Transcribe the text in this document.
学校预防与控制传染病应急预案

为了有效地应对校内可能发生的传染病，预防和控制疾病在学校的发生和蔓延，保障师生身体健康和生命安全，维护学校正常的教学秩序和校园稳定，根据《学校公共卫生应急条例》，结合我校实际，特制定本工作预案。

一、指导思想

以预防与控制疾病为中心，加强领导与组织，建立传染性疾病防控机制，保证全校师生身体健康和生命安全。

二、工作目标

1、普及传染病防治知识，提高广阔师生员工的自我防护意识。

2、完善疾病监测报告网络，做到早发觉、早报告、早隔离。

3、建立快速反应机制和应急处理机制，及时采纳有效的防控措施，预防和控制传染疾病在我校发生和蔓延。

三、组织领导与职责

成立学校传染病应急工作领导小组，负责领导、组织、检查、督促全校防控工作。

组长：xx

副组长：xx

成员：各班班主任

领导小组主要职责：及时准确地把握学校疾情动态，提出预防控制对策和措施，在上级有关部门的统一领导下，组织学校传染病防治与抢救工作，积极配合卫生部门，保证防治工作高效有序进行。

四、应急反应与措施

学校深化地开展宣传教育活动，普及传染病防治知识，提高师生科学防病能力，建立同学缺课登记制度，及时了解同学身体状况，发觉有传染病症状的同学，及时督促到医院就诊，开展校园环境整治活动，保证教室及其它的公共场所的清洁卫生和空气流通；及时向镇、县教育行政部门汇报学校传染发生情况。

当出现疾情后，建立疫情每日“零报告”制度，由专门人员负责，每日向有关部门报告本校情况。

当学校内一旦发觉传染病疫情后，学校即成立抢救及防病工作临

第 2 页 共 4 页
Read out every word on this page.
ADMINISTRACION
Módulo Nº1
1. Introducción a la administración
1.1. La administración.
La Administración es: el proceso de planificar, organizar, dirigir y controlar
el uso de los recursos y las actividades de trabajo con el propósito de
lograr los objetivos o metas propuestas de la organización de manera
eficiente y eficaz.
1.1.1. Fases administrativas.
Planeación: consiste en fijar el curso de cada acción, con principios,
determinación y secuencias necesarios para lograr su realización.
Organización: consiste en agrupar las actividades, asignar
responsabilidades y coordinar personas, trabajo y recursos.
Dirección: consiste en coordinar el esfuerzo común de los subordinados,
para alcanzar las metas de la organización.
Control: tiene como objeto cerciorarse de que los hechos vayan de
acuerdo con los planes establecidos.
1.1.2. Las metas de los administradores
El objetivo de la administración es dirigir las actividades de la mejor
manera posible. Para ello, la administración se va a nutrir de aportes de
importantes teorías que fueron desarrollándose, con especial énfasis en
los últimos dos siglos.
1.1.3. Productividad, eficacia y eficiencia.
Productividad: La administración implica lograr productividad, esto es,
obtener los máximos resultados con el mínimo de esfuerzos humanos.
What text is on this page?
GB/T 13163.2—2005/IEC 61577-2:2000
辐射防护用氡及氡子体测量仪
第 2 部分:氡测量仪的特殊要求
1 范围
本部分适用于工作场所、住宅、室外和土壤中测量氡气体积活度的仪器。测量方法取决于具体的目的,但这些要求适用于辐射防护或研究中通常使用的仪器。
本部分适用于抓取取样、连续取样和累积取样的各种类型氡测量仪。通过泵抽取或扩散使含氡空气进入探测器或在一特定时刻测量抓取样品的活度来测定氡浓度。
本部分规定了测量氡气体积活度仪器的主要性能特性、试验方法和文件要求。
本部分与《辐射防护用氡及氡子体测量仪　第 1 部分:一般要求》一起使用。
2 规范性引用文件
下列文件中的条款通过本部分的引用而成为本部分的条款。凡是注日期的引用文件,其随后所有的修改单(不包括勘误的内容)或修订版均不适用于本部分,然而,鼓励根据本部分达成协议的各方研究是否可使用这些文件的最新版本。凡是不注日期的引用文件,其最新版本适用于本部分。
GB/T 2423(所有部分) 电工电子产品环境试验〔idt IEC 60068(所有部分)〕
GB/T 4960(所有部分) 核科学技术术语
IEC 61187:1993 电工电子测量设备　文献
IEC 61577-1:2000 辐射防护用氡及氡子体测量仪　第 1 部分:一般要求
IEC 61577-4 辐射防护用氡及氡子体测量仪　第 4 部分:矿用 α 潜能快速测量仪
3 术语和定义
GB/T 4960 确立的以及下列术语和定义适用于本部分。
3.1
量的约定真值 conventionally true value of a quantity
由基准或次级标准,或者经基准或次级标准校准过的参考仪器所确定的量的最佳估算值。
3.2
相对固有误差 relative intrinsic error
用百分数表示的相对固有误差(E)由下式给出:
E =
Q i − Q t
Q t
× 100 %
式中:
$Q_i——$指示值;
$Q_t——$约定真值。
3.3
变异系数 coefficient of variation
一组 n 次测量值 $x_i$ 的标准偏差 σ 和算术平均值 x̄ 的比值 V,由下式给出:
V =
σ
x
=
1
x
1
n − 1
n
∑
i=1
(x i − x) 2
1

——

→ **The problem**
Select and copy each line from the data that includes the word "this".

→ **Response**
Transcribe the text in this document.
Read out every word on this page.
What text is on this page?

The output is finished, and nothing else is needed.